» **Saved entries**
****************************************
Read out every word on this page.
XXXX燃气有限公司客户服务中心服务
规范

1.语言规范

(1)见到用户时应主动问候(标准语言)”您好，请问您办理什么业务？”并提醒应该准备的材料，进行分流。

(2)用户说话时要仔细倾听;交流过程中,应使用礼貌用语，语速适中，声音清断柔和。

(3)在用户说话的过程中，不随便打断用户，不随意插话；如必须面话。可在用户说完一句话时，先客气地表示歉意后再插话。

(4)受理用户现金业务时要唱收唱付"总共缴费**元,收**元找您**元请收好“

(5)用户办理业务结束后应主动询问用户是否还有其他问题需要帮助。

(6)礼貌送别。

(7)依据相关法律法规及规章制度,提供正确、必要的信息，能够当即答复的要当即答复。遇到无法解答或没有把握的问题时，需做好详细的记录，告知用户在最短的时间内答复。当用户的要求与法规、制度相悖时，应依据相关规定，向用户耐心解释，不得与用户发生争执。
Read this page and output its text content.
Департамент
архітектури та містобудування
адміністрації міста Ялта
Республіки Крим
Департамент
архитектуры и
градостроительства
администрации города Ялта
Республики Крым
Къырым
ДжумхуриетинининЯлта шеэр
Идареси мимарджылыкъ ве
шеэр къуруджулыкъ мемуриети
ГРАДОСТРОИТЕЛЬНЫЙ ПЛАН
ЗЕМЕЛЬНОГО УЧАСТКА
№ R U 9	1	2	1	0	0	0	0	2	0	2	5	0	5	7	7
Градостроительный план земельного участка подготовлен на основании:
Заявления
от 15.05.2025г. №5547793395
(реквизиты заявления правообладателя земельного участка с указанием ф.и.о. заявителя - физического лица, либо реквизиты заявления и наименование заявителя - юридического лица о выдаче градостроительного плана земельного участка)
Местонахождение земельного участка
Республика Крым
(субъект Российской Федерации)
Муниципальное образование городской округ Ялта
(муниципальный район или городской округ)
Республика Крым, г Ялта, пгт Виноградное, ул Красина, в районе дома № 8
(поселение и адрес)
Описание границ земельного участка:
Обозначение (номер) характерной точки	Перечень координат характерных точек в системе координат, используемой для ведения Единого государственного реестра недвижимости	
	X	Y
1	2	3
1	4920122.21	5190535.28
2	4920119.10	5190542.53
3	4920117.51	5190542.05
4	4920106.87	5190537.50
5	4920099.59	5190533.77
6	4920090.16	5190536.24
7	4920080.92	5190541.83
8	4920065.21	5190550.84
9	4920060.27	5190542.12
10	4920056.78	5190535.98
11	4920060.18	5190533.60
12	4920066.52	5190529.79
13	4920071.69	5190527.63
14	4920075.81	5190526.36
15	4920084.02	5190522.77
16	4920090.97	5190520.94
****************************************
» **DIRECTIONS**
Copy out the data shown above without altering anything.

» **EXPECTED OUTPUT**
Read out every word on this page.
XXXX燃气有限公司客户服务中心服务
规范

1.语言规范

(1)见到用户时应主动问候(标准语言)”您好，请问您办理什么业务？”并提醒应该准备的材料，进行分流。

(2)用户说话时要仔细倾听;交流过程中,应使用礼貌用语，语速适中，声音清断柔和。

(3)在用户说话的过程中，不随便打断用户，不随意插话；如必须面话。可在用户说完一句话时，先客气地表示歉意后再插话。

(4)受理用户现金业务时要唱收唱付"总共缴费**元,收**元找您**元请收好“

(5)用户办理业务结束后应主动询问用户是否还有其他问题需要帮助。

(6)礼貌送别。

(7)依据相关法律法规及规章制度,提供正确、必要的信息，能够当即答复的要当即答复。遇到无法解答或没有把握的问题时，需做好详细的记录，告知用户在最短的时间内答复。当用户的要求与法规、制度相悖时，应依据相关规定，向用户耐心解释，不得与用户发生争执。
Read this page and output its text content.
Департамент
архітектури та містобудування
адміністрації міста Ялта
Республіки Крим
Департамент
архитектуры и
градостроительства
администрации города Ялта
Республики Крым
Къырым
ДжумхуриетинининЯлта шеэр
Идареси мимарджылыкъ ве
шеэр къуруджулыкъ мемуриети
ГРАДОСТРОИТЕЛЬНЫЙ ПЛАН
ЗЕМЕЛЬНОГО УЧАСТКА
№ R U 9	1	2	1	0	0	0	0	2	0	2	5	0	5	7	7
Градостроительный план земельного участка подготовлен на основании:
Заявления
от 15.05.2025г. №5547793395
(реквизиты заявления правообладателя земельного участка с указанием ф.и.о. заявителя - физического лица, либо реквизиты заявления и наименование заявителя - юридического лица о выдаче градостроительного плана земельного участка)
Местонахождение земельного участка
Республика Крым
(субъект Российской Федерации)
Муниципальное образование городской округ Ялта
(муниципальный район или городской округ)
Республика Крым, г Ялта, пгт Виноградное, ул Красина, в районе дома № 8
(поселение и адрес)
Описание границ земельного участка:
Обозначение (номер) характерной точки	Перечень координат характерных точек в системе координат, используемой для ведения Единого государственного реестра недвижимости	
	X	Y
1	2	3
1	4920122.21	5190535.28
2	4920119.10	5190542.53
3	4920117.51	5190542.05
4	4920106.87	5190537.50
5	4920099.59	5190533.77
6	4920090.16	5190536.24
7	4920080.92	5190541.83
8	4920065.21	5190550.84
9	4920060.27	5190542.12
10	4920056.78	5190535.98
11	4920060.18	5190533.60
12	4920066.52	5190529.79
13	4920071.69	5190527.63
14	4920075.81	5190526.36
15	4920084.02	5190522.77
16	4920090.97	5190520.94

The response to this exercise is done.